:: TASK DESCRIPTION ::
Drop every picture, then transcribe the remaining data exactly.

:: Extracted data entries ::
┄┄┄┄┄┄┄┄┄┄┄┄┄┄┄┄┄┄┄┄

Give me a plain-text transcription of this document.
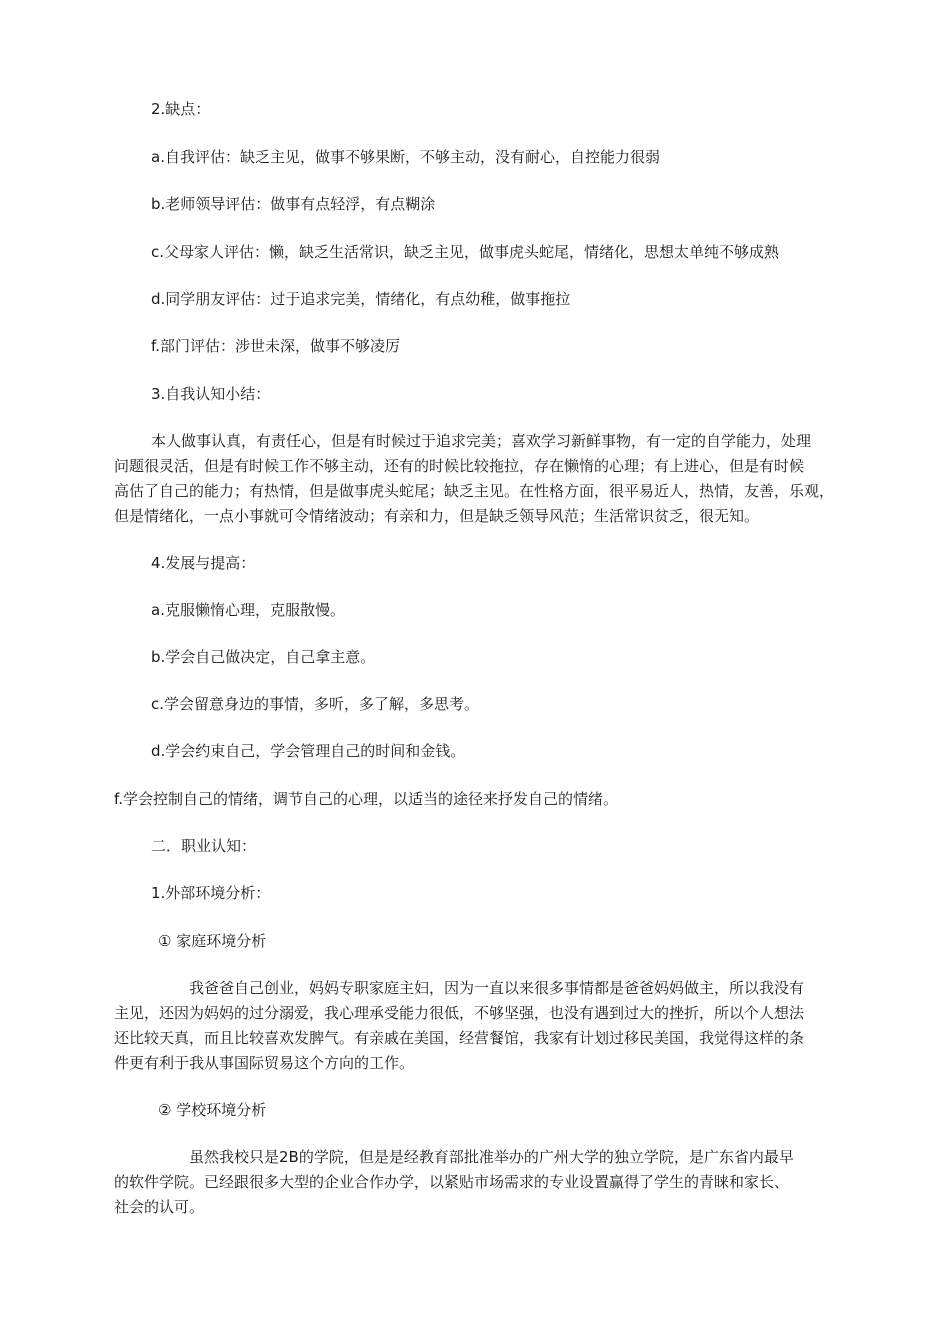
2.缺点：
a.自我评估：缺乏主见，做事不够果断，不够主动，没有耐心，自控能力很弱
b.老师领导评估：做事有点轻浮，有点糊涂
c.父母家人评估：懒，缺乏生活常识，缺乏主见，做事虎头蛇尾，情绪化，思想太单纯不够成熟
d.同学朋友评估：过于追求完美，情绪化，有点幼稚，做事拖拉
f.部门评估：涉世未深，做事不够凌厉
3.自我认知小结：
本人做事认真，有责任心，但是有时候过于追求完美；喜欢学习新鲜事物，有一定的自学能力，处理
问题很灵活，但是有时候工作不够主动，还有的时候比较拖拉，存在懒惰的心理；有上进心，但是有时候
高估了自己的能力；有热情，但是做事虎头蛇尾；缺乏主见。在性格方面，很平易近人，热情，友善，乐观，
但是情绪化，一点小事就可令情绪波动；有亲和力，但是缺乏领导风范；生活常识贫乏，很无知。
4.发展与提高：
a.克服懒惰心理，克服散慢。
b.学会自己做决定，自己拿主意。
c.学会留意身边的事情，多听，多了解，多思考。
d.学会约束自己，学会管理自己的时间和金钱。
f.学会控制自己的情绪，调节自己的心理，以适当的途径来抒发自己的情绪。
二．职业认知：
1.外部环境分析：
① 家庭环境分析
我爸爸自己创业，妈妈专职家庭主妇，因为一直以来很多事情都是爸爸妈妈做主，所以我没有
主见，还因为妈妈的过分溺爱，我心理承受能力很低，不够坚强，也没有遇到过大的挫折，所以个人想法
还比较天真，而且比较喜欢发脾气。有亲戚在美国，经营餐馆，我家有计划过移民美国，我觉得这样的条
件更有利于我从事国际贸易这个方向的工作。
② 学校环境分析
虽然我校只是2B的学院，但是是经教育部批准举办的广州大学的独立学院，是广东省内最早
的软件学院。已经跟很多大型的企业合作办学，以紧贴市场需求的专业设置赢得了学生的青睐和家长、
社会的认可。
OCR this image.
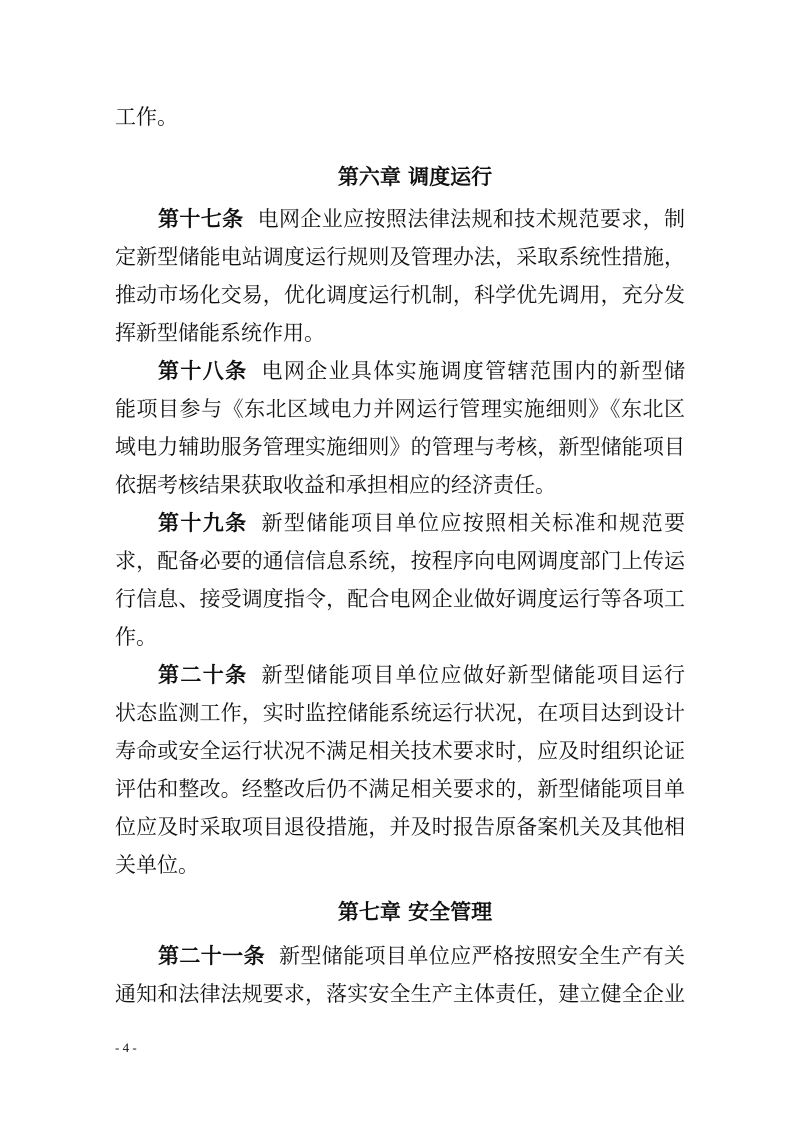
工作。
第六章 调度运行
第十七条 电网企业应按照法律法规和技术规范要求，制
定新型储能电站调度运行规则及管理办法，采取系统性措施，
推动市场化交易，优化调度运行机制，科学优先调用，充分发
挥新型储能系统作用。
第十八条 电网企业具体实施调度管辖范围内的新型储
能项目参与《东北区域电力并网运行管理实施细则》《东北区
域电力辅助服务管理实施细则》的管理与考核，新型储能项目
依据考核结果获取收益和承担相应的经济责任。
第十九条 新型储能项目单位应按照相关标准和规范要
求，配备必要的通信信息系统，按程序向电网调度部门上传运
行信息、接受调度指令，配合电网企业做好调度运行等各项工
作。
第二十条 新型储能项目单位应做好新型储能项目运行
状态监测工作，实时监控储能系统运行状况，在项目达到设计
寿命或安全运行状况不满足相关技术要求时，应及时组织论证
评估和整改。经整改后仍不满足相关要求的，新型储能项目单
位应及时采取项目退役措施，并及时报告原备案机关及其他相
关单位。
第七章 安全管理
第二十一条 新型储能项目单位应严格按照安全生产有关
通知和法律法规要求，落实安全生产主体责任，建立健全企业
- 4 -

┄┄┄┄┄┄┄┄┄┄┄┄┄┄┄┄┄┄┄┄

:: RESULT OF THE TASK ::
Give me a plain-text transcription of this document.
2.缺点：
a.自我评估：缺乏主见，做事不够果断，不够主动，没有耐心，自控能力很弱
b.老师领导评估：做事有点轻浮，有点糊涂
c.父母家人评估：懒，缺乏生活常识，缺乏主见，做事虎头蛇尾，情绪化，思想太单纯不够成熟
d.同学朋友评估：过于追求完美，情绪化，有点幼稚，做事拖拉
f.部门评估：涉世未深，做事不够凌厉
3.自我认知小结：
本人做事认真，有责任心，但是有时候过于追求完美；喜欢学习新鲜事物，有一定的自学能力，处理
问题很灵活，但是有时候工作不够主动，还有的时候比较拖拉，存在懒惰的心理；有上进心，但是有时候
高估了自己的能力；有热情，但是做事虎头蛇尾；缺乏主见。在性格方面，很平易近人，热情，友善，乐观，
但是情绪化，一点小事就可令情绪波动；有亲和力，但是缺乏领导风范；生活常识贫乏，很无知。
4.发展与提高：
a.克服懒惰心理，克服散慢。
b.学会自己做决定，自己拿主意。
c.学会留意身边的事情，多听，多了解，多思考。
d.学会约束自己，学会管理自己的时间和金钱。
f.学会控制自己的情绪，调节自己的心理，以适当的途径来抒发自己的情绪。
二．职业认知：
1.外部环境分析：
① 家庭环境分析
我爸爸自己创业，妈妈专职家庭主妇，因为一直以来很多事情都是爸爸妈妈做主，所以我没有
主见，还因为妈妈的过分溺爱，我心理承受能力很低，不够坚强，也没有遇到过大的挫折，所以个人想法
还比较天真，而且比较喜欢发脾气。有亲戚在美国，经营餐馆，我家有计划过移民美国，我觉得这样的条
件更有利于我从事国际贸易这个方向的工作。
② 学校环境分析
虽然我校只是2B的学院，但是是经教育部批准举办的广州大学的独立学院，是广东省内最早
的软件学院。已经跟很多大型的企业合作办学，以紧贴市场需求的专业设置赢得了学生的青睐和家长、
社会的认可。
OCR this image.
工作。
第六章 调度运行
第十七条 电网企业应按照法律法规和技术规范要求，制
定新型储能电站调度运行规则及管理办法，采取系统性措施，
推动市场化交易，优化调度运行机制，科学优先调用，充分发
挥新型储能系统作用。
第十八条 电网企业具体实施调度管辖范围内的新型储
能项目参与《东北区域电力并网运行管理实施细则》《东北区
域电力辅助服务管理实施细则》的管理与考核，新型储能项目
依据考核结果获取收益和承担相应的经济责任。
第十九条 新型储能项目单位应按照相关标准和规范要
求，配备必要的通信信息系统，按程序向电网调度部门上传运
行信息、接受调度指令，配合电网企业做好调度运行等各项工
作。
第二十条 新型储能项目单位应做好新型储能项目运行
状态监测工作，实时监控储能系统运行状况，在项目达到设计
寿命或安全运行状况不满足相关技术要求时，应及时组织论证
评估和整改。经整改后仍不满足相关要求的，新型储能项目单
位应及时采取项目退役措施，并及时报告原备案机关及其他相
关单位。
第七章 安全管理
第二十一条 新型储能项目单位应严格按照安全生产有关
通知和法律法规要求，落实安全生产主体责任，建立健全企业
- 4 -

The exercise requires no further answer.